In the lines below, find how many contain the word "generator" and report that figure alone.

Records from a dataset
┄┄┄┄┄┄

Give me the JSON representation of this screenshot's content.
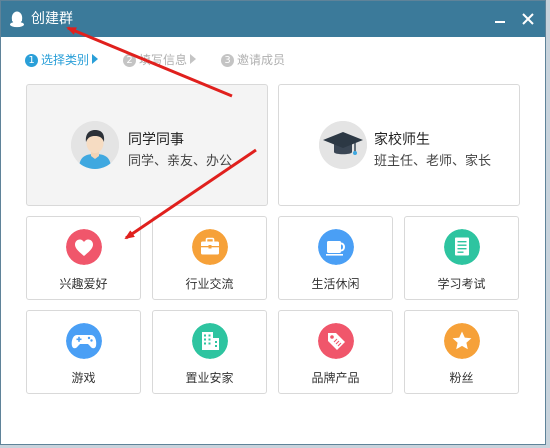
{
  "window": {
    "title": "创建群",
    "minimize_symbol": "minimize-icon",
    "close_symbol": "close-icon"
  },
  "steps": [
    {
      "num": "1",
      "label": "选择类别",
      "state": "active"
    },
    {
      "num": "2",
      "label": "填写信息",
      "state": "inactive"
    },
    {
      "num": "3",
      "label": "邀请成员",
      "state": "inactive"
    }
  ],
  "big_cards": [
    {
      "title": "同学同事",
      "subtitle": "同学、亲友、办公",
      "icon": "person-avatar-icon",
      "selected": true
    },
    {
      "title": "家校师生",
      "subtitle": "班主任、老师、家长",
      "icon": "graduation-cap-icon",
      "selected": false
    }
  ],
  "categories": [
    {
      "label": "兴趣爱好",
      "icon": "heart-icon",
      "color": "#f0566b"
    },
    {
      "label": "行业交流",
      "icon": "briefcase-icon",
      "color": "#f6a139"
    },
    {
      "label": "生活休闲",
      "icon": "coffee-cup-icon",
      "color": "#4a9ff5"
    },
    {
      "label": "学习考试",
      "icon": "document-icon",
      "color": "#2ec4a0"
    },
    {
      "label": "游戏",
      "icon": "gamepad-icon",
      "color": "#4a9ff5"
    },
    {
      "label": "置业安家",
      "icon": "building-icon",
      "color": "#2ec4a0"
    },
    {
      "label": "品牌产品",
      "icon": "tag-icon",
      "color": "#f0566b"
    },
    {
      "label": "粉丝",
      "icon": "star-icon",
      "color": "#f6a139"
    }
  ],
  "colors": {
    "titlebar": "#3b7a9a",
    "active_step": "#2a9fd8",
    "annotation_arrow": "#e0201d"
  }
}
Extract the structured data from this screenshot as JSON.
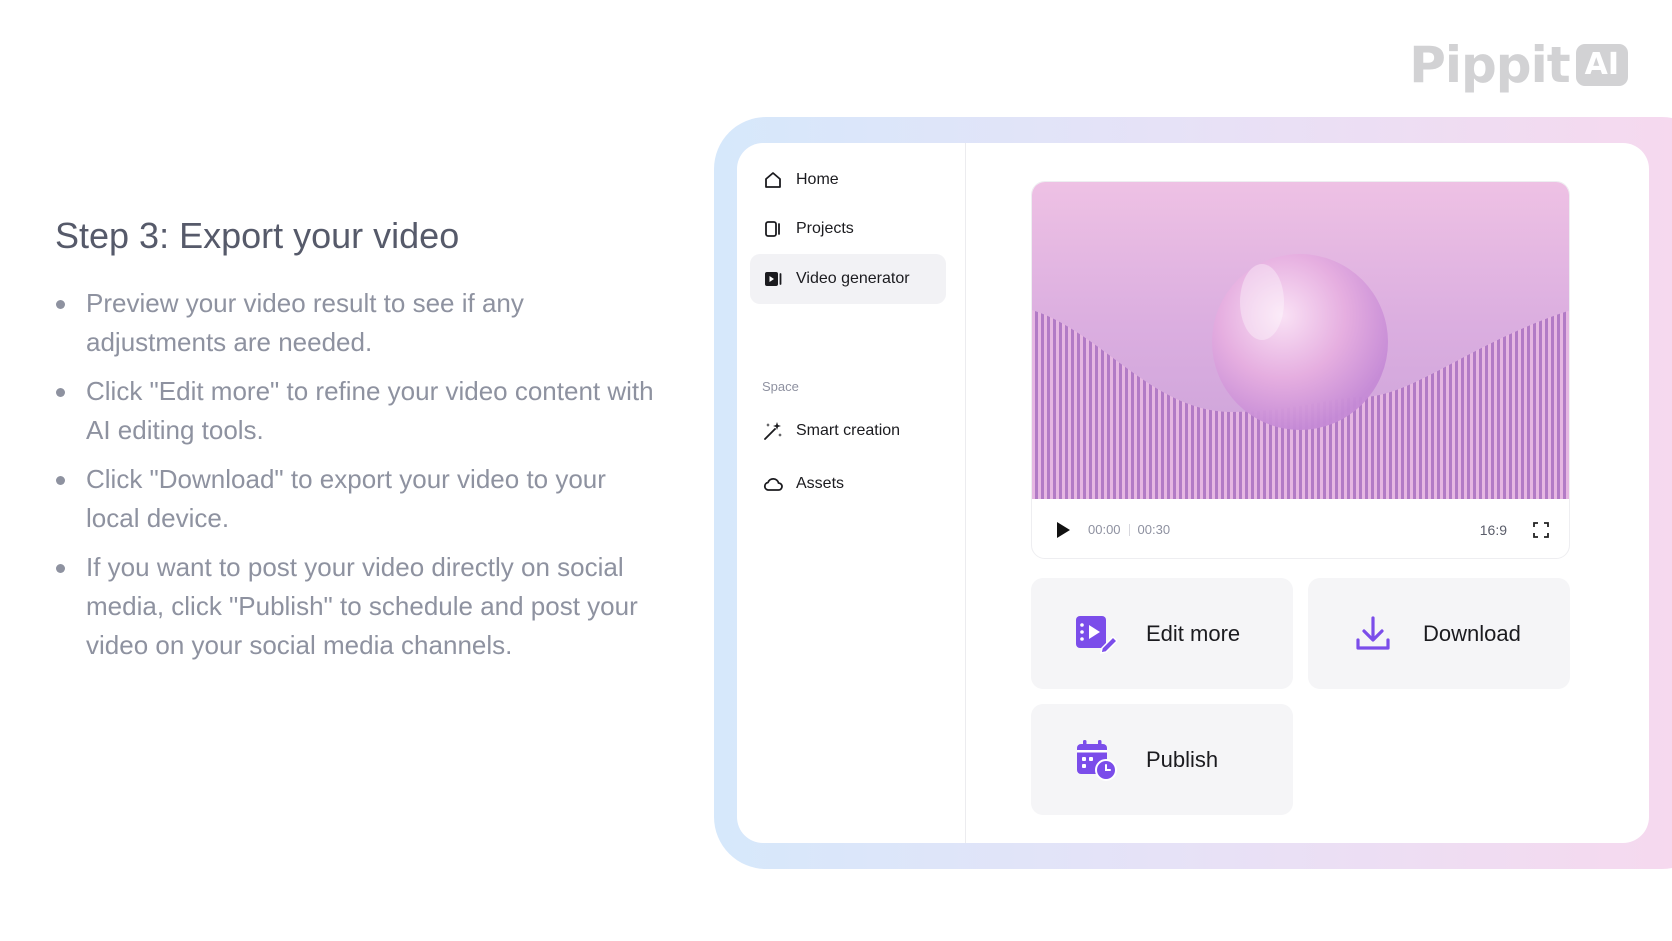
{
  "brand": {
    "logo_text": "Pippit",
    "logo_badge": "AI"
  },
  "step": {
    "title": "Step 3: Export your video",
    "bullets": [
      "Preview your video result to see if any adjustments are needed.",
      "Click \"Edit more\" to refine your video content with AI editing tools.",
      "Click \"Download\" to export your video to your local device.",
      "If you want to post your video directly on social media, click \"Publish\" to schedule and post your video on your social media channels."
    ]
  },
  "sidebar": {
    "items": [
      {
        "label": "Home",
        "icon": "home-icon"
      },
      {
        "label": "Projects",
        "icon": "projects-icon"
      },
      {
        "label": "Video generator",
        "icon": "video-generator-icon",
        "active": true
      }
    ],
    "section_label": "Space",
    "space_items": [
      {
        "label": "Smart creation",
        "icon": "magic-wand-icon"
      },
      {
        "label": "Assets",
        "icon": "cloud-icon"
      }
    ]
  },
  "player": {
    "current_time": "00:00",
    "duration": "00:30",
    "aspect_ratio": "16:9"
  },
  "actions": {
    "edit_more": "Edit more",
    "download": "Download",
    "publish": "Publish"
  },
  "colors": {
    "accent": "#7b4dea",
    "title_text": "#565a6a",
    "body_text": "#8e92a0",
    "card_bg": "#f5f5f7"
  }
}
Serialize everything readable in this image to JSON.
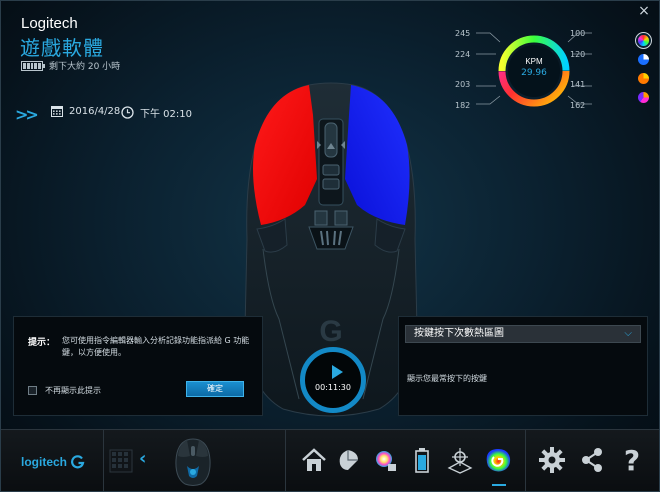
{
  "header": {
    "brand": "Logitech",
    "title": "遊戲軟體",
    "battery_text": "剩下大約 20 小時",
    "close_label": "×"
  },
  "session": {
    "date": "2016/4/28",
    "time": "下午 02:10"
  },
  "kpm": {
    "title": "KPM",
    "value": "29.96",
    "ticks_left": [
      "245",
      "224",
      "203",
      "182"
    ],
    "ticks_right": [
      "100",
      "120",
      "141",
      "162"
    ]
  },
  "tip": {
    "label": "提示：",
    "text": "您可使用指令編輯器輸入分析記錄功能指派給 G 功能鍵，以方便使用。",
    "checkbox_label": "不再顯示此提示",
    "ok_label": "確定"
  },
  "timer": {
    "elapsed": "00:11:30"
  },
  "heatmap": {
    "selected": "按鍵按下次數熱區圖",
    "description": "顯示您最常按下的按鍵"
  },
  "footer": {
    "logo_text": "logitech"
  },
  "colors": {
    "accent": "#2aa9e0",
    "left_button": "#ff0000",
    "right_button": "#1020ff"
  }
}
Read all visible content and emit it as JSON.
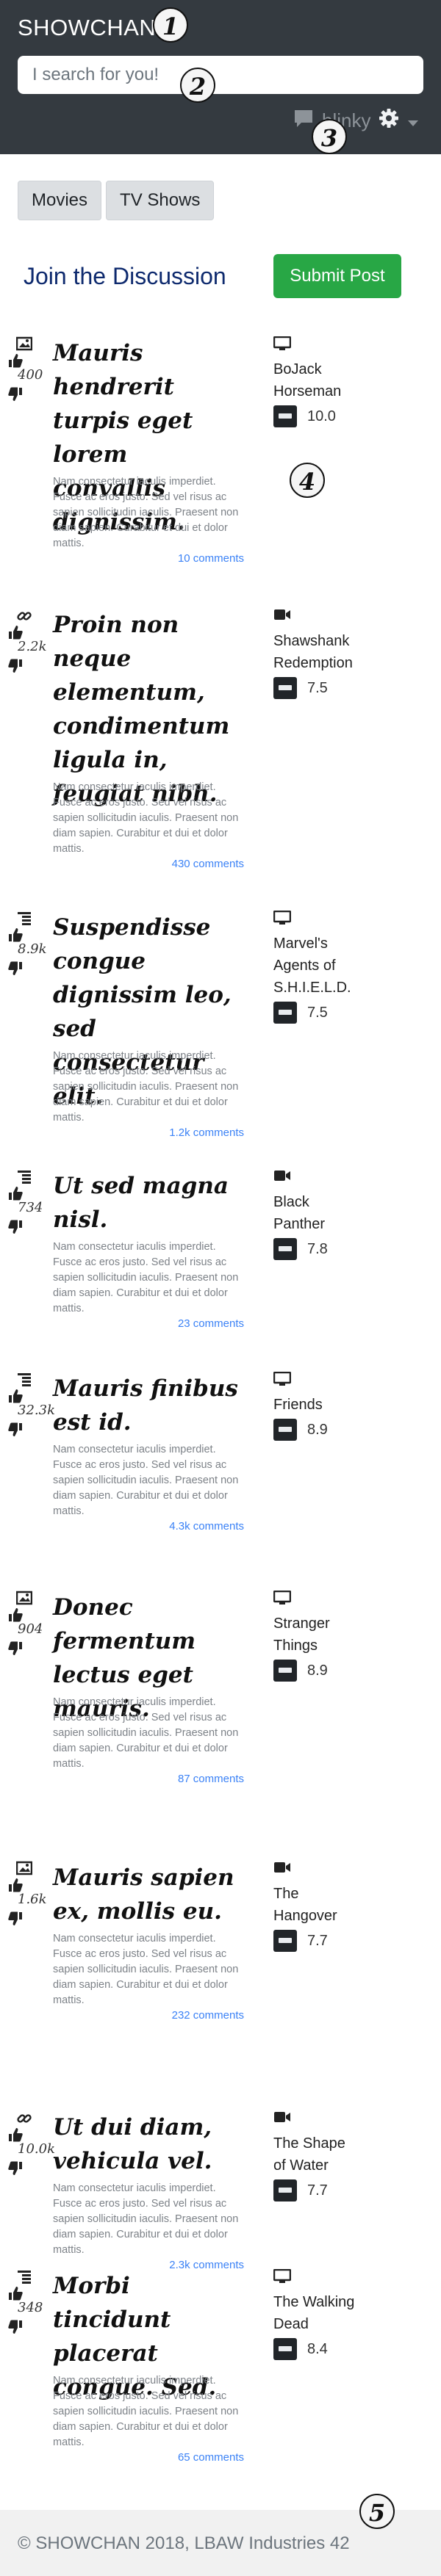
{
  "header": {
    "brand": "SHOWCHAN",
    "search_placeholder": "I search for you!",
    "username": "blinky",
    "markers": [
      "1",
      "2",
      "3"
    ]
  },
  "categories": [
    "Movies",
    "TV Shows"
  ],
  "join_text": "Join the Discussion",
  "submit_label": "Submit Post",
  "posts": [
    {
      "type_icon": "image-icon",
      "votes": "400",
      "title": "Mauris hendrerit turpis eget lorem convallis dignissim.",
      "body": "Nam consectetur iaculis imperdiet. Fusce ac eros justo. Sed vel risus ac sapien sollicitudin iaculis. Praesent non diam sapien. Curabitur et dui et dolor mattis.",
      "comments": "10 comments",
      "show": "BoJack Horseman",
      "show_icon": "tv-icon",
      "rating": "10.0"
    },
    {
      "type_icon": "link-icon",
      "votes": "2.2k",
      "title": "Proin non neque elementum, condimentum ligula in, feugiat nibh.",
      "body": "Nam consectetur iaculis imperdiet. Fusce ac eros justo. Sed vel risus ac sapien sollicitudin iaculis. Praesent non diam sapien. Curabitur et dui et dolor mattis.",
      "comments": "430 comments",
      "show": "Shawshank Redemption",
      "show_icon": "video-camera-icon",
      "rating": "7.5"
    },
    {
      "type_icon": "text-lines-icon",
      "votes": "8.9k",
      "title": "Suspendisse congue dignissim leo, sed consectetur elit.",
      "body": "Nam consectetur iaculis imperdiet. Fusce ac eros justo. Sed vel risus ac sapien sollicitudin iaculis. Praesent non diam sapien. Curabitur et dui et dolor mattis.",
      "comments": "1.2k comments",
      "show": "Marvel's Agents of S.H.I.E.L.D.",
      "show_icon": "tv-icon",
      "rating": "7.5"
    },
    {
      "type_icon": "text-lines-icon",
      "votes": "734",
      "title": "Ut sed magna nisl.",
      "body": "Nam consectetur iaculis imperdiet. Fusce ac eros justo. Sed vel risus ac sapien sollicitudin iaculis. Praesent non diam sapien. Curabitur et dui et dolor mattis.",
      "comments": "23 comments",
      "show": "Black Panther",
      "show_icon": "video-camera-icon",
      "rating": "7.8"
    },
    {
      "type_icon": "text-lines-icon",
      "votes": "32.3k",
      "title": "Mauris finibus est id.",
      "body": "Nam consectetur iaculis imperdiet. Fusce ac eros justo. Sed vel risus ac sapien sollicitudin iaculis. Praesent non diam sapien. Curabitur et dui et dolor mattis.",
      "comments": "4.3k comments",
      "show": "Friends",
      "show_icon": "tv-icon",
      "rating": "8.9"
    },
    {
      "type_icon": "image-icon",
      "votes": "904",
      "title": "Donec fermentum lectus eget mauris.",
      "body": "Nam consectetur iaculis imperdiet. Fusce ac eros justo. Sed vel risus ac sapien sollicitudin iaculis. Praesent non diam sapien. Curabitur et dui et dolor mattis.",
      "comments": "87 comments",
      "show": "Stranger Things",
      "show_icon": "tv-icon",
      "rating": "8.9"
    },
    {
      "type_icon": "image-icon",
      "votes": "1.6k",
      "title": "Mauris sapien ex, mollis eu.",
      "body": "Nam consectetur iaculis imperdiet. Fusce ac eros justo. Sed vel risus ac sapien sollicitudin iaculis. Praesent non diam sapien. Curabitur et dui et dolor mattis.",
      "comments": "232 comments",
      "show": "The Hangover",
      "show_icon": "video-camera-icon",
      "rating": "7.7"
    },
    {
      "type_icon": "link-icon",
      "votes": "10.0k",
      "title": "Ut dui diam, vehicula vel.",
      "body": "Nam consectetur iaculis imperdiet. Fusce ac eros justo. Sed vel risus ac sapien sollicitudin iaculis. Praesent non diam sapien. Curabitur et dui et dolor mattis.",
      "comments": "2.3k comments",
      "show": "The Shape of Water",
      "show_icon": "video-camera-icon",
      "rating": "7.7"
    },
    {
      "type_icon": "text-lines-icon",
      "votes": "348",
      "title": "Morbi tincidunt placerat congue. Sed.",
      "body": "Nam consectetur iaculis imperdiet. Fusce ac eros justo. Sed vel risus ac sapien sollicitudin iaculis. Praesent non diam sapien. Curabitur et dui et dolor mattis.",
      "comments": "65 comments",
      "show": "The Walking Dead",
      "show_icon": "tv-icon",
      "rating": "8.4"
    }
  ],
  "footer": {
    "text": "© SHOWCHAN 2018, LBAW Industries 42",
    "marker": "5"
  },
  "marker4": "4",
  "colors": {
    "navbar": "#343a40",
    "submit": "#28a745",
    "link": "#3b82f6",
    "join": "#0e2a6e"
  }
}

┄┄┄┄┄┄

The solution
2